═════ Text shown ═════
Model evaluation can happen at different stages of the ML lifecycle.  Most traditional ML and statistics textbooks focus on how to evaluate your model during the model development stage. These methods include regularization, k-fold cross validation, leverage points, and many others.  While evaluation at the stage is important, model evaluation can (and should) be performed at two other stages of the ML lifecycle:  pre-deployment and post-deployment.  

This article will cover common techniques for model evaluation at these three stages of the ML lifecycle.  

Evaluation During Model Development  

There are many methods to evaluate models during the model development phase - entire textbooks are written about this topic alone.  For the sake of brevity, we will cover this type of model evaluation in another article - but you should be aware that many other methods and approaches exist.  

Pre-deployment Evaluation 

When you have trained and tested your model, you’ll want to test it in a production environment. Once your model can make inferences in a production environment, you are ready to start this phase of testing. One of the most common and useful methods of testing this way is A/B testing. 

A/B testing 

A/B testing is a common approach to test software engineering changes such as new features - but it’s also very useful to test ML models in production.  There are many different ways to carry out A/B testing, but we will focus on the most common here.
═════
_Tasks to complete_.
1. Rewrite the model evaluation text between "Model evaluation can happen" and "and approaches exist.", inclusive, changing "lifecycle" to "life cycle".
2. According to the model evaluation text, which method is one of the most common and useful for testing a model in a production environment?
The entries that follow have no connection to the model evaluation text.
═════ Data lines ═════
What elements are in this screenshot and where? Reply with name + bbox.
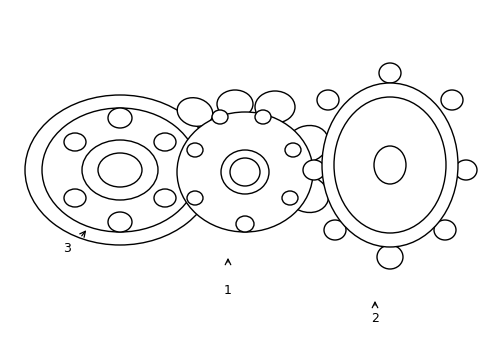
Ellipse shape	[440, 90, 462, 110]
Ellipse shape	[64, 133, 86, 151]
Ellipse shape	[285, 143, 301, 157]
Ellipse shape	[186, 191, 203, 205]
Ellipse shape	[212, 110, 227, 124]
Ellipse shape	[254, 110, 270, 124]
Ellipse shape	[217, 90, 252, 118]
Ellipse shape	[333, 97, 445, 233]
Ellipse shape	[154, 189, 176, 207]
Ellipse shape	[254, 91, 294, 123]
Ellipse shape	[376, 245, 402, 269]
Ellipse shape	[433, 220, 455, 240]
Text: 2: 2	[370, 311, 378, 324]
Ellipse shape	[154, 133, 176, 151]
Ellipse shape	[186, 143, 203, 157]
Ellipse shape	[177, 98, 212, 126]
Text: 3: 3	[63, 242, 71, 255]
Ellipse shape	[303, 160, 325, 180]
Ellipse shape	[321, 83, 457, 247]
Ellipse shape	[25, 95, 215, 245]
Ellipse shape	[454, 160, 476, 180]
Ellipse shape	[229, 158, 260, 186]
Ellipse shape	[236, 216, 253, 232]
Ellipse shape	[373, 146, 405, 184]
Ellipse shape	[42, 108, 198, 232]
Ellipse shape	[221, 150, 268, 194]
Ellipse shape	[316, 90, 338, 110]
Ellipse shape	[324, 220, 346, 240]
Ellipse shape	[82, 140, 158, 200]
Text: 1: 1	[224, 284, 231, 297]
Ellipse shape	[285, 175, 328, 212]
Ellipse shape	[98, 153, 142, 187]
Ellipse shape	[108, 212, 132, 232]
Ellipse shape	[177, 112, 312, 232]
Ellipse shape	[282, 191, 297, 205]
Ellipse shape	[108, 108, 132, 128]
Ellipse shape	[378, 63, 400, 83]
Ellipse shape	[64, 189, 86, 207]
Ellipse shape	[285, 126, 328, 162]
═════
_Answers provided_.
1.
Model evaluation can happen at different stages of the ML life cycle.  Most traditional ML and statistics textbooks focus on how to evaluate your model during the model development stage. These methods include regularization, k-fold cross validation, leverage points, and many others.  While evaluation at the stage is important, model evaluation can (and should) be performed at two other stages of the ML life cycle:  pre-deployment and post-deployment.  

This article will cover common techniques for model evaluation at these three stages of the ML life cycle.  

Evaluation During Model Development  

There are many methods to evaluate models during the model development phase - entire textbooks are written about this topic alone.  For the sake of brevity, we will cover this type of model evaluation in another article - but you should be aware that many other methods and approaches exist.

2. A/B testing